- **TASK REQUIREMENTS**: Find the word "JSON" in the listing; pull out each line holding it.

━━ GIVEN RECORDS ━━

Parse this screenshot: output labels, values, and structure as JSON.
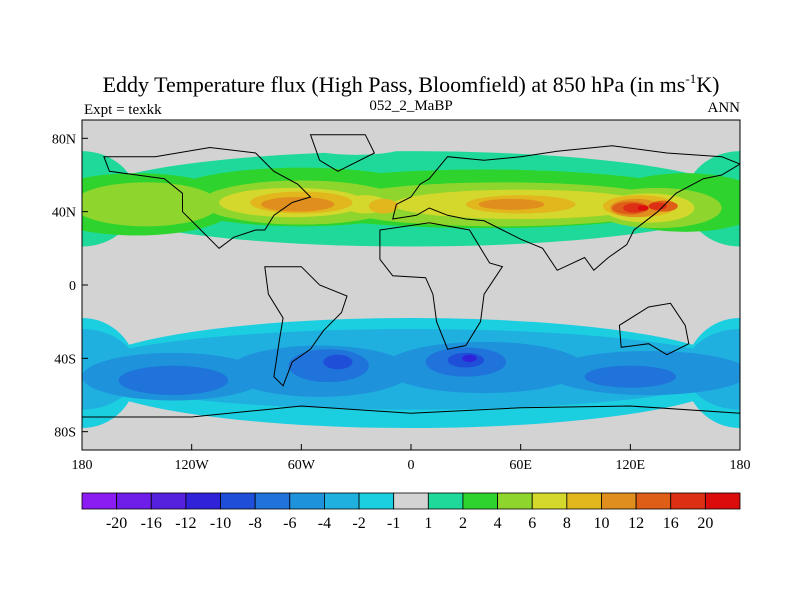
{
  "chart_data": {
    "type": "heatmap",
    "title": "Eddy Temperature flux (High Pass, Bloomfield) at 850 hPa (in ms",
    "title_superscript": "-1",
    "title_end": "K)",
    "left_label": "Expt = texkk",
    "center_label": "052_2_MaBP",
    "right_label": "ANN",
    "x_ticks": [
      "180",
      "120W",
      "60W",
      "0",
      "60E",
      "120E",
      "180"
    ],
    "x_tick_values": [
      -180,
      -120,
      -60,
      0,
      60,
      120,
      180
    ],
    "y_ticks": [
      "80N",
      "40N",
      "0",
      "40S",
      "80S"
    ],
    "y_tick_values": [
      80,
      40,
      0,
      -40,
      -80
    ],
    "xlim": [
      -180,
      180
    ],
    "ylim": [
      -90,
      90
    ],
    "colorbar": {
      "labels": [
        "-20",
        "-16",
        "-12",
        "-10",
        "-8",
        "-6",
        "-4",
        "-2",
        "-1",
        "1",
        "2",
        "4",
        "6",
        "8",
        "10",
        "12",
        "16",
        "20"
      ],
      "colors": [
        "#8c1df2",
        "#6e1ee8",
        "#5520de",
        "#2f22d8",
        "#1f4fd8",
        "#1f73da",
        "#1f92dc",
        "#1fb0e0",
        "#1ccfe0",
        "#d3d3d3",
        "#1fd99b",
        "#2ed42d",
        "#8ed62e",
        "#d4d82c",
        "#e2b61d",
        "#e08e1d",
        "#de5e18",
        "#dc2f14",
        "#da0c0c"
      ]
    },
    "field": {
      "description": "Zonal bands of eddy heat flux: positive (green to red) in northern mid-latitudes, negative (blue) in southern mid-latitudes, near zero (gray) in tropics and poles",
      "nh_band_lat": [
        22,
        72
      ],
      "nh_peak": {
        "lon": 125,
        "lat": 42,
        "value": 20
      },
      "sh_band_lat": [
        -78,
        -22
      ],
      "sh_peak": {
        "lon": 30,
        "lat": -40,
        "value": -10
      }
    }
  },
  "colors": {
    "background": "#ffffff",
    "neutral": "#d3d3d3",
    "coast": "#000000"
  }
}
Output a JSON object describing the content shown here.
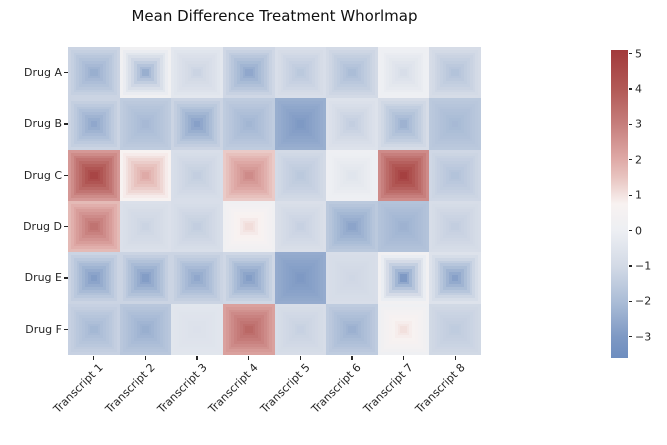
{
  "figure": {
    "background": "#ffffff",
    "text_color": "#262626",
    "title_color": "#111111"
  },
  "chart_data": {
    "type": "heatmap",
    "title": "Mean Difference Treatment Whorlmap",
    "rows": [
      "Drug A",
      "Drug B",
      "Drug C",
      "Drug D",
      "Drug E",
      "Drug F"
    ],
    "columns": [
      "Transcript 1",
      "Transcript 2",
      "Transcript 3",
      "Transcript 4",
      "Transcript 5",
      "Transcript 6",
      "Transcript 7",
      "Transcript 8"
    ],
    "cell_render": "whorl: concentric squares shading from edge value to center value",
    "cells": [
      [
        [
          -1.2,
          -2.4
        ],
        [
          0.2,
          -2.4
        ],
        [
          -0.4,
          -1.2
        ],
        [
          -1.1,
          -2.6
        ],
        [
          -0.8,
          -1.6
        ],
        [
          -1.0,
          -2.0
        ],
        [
          0.1,
          -0.8
        ],
        [
          -0.9,
          -1.8
        ]
      ],
      [
        [
          -1.2,
          -2.6
        ],
        [
          -1.5,
          -2.1
        ],
        [
          -1.2,
          -2.8
        ],
        [
          -1.5,
          -2.2
        ],
        [
          -2.4,
          -3.0
        ],
        [
          -0.6,
          -1.4
        ],
        [
          -0.9,
          -2.3
        ],
        [
          -1.6,
          -2.1
        ]
      ],
      [
        [
          2.4,
          4.7
        ],
        [
          0.7,
          2.0
        ],
        [
          -0.8,
          -1.4
        ],
        [
          1.4,
          2.7
        ],
        [
          -1.0,
          -1.6
        ],
        [
          0.1,
          -0.5
        ],
        [
          2.7,
          4.9
        ],
        [
          -1.1,
          -1.8
        ]
      ],
      [
        [
          1.7,
          3.3
        ],
        [
          -0.7,
          -1.2
        ],
        [
          -0.8,
          -1.4
        ],
        [
          0.2,
          1.1
        ],
        [
          -0.75,
          -1.3
        ],
        [
          -1.6,
          -2.7
        ],
        [
          -1.8,
          -2.3
        ],
        [
          -0.85,
          -1.4
        ]
      ],
      [
        [
          -1.2,
          -2.9
        ],
        [
          -1.2,
          -2.9
        ],
        [
          -1.2,
          -2.6
        ],
        [
          -1.1,
          -2.9
        ],
        [
          -2.5,
          -3.0
        ],
        [
          -0.8,
          -1.1
        ],
        [
          0.3,
          -3.0
        ],
        [
          -0.6,
          -2.8
        ]
      ],
      [
        [
          -1.3,
          -2.15
        ],
        [
          -1.65,
          -2.4
        ],
        [
          -0.45,
          -0.65
        ],
        [
          2.2,
          3.6
        ],
        [
          -0.85,
          -1.3
        ],
        [
          -1.5,
          -2.35
        ],
        [
          0.15,
          1.05
        ],
        [
          -1.05,
          -1.5
        ]
      ]
    ],
    "colormap_stops": [
      {
        "v": -3.6,
        "c": "#6d8dbf"
      },
      {
        "v": -3.0,
        "c": "#7e99c4"
      },
      {
        "v": -2.0,
        "c": "#abbdd7"
      },
      {
        "v": -1.0,
        "c": "#d3dae6"
      },
      {
        "v": 0.0,
        "c": "#edeff3"
      },
      {
        "v": 0.75,
        "c": "#f8f2f1"
      },
      {
        "v": 1.5,
        "c": "#e8c4c0"
      },
      {
        "v": 2.0,
        "c": "#dfaaa7"
      },
      {
        "v": 3.0,
        "c": "#c67e7c"
      },
      {
        "v": 4.0,
        "c": "#b25956"
      },
      {
        "v": 5.1,
        "c": "#a23a3b"
      }
    ],
    "colorbar": {
      "position": "right",
      "vmin": -3.6,
      "vmax": 5.1,
      "ticks": [
        {
          "value": 5,
          "label": "5"
        },
        {
          "value": 4,
          "label": "4"
        },
        {
          "value": 3,
          "label": "3"
        },
        {
          "value": 2,
          "label": "2"
        },
        {
          "value": 1,
          "label": "1"
        },
        {
          "value": 0,
          "label": "0"
        },
        {
          "value": -1,
          "label": "−1"
        },
        {
          "value": -2,
          "label": "−2"
        },
        {
          "value": -3,
          "label": "−3"
        }
      ]
    },
    "grid": false,
    "legend": false
  }
}
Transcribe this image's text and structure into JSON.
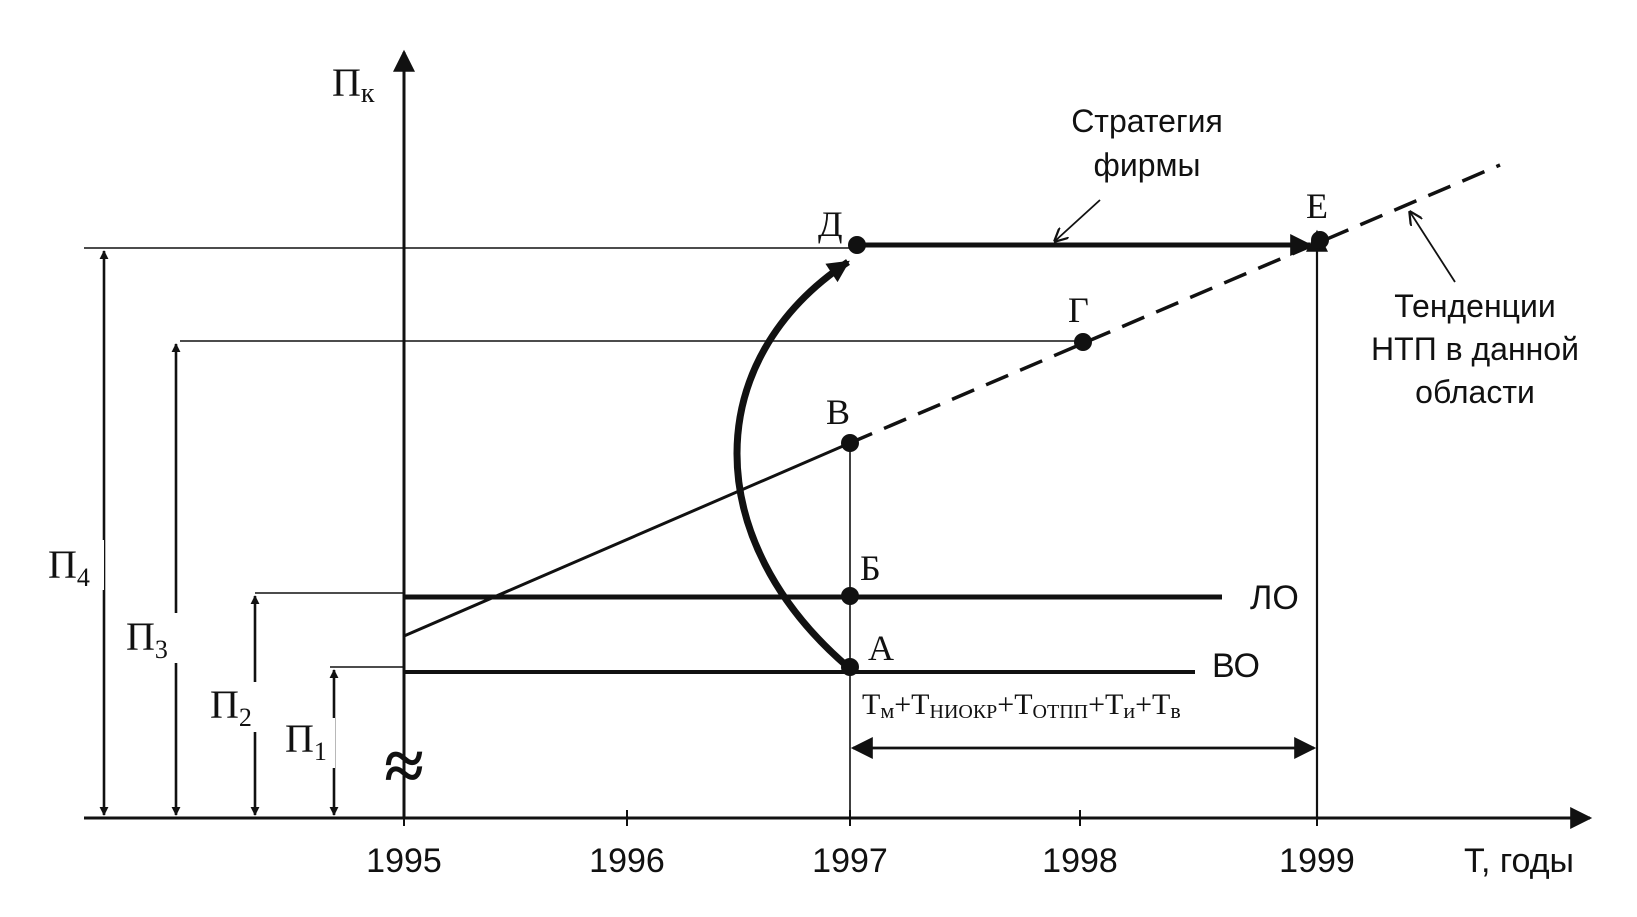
{
  "axes": {
    "y_label": "П",
    "y_label_sub": "к",
    "x_label": "Т, годы",
    "break_mark": "≈"
  },
  "x_ticks": [
    "1995",
    "1996",
    "1997",
    "1998",
    "1999"
  ],
  "levels": [
    {
      "base": "П",
      "sub": "1"
    },
    {
      "base": "П",
      "sub": "2"
    },
    {
      "base": "П",
      "sub": "3"
    },
    {
      "base": "П",
      "sub": "4"
    }
  ],
  "points": {
    "a": "А",
    "b": "Б",
    "v": "В",
    "g": "Г",
    "d": "Д",
    "e": "Е"
  },
  "lines": {
    "lo": "ЛО",
    "vo": "ВО"
  },
  "annotations": {
    "strategy_line1": "Стратегия",
    "strategy_line2": "фирмы",
    "trend_line1": "Тенденции",
    "trend_line2": "НТП в данной",
    "trend_line3": "области"
  },
  "interval_formula": [
    {
      "base": "Т",
      "sub": "м"
    },
    {
      "op": "+"
    },
    {
      "base": "Т",
      "sub": "НИОКР"
    },
    {
      "op": "+"
    },
    {
      "base": "Т",
      "sub": "ОТПП"
    },
    {
      "op": "+"
    },
    {
      "base": "Т",
      "sub": "и"
    },
    {
      "op": "+"
    },
    {
      "base": "Т",
      "sub": "в"
    }
  ]
}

━━━

- **RESPONSE TO THIS TASK**:
Parse this screenshot: output labels, values, and structure as JSON.
Output a JSON object describing the content shown here.
Transcribe this image's text and structure into JSON.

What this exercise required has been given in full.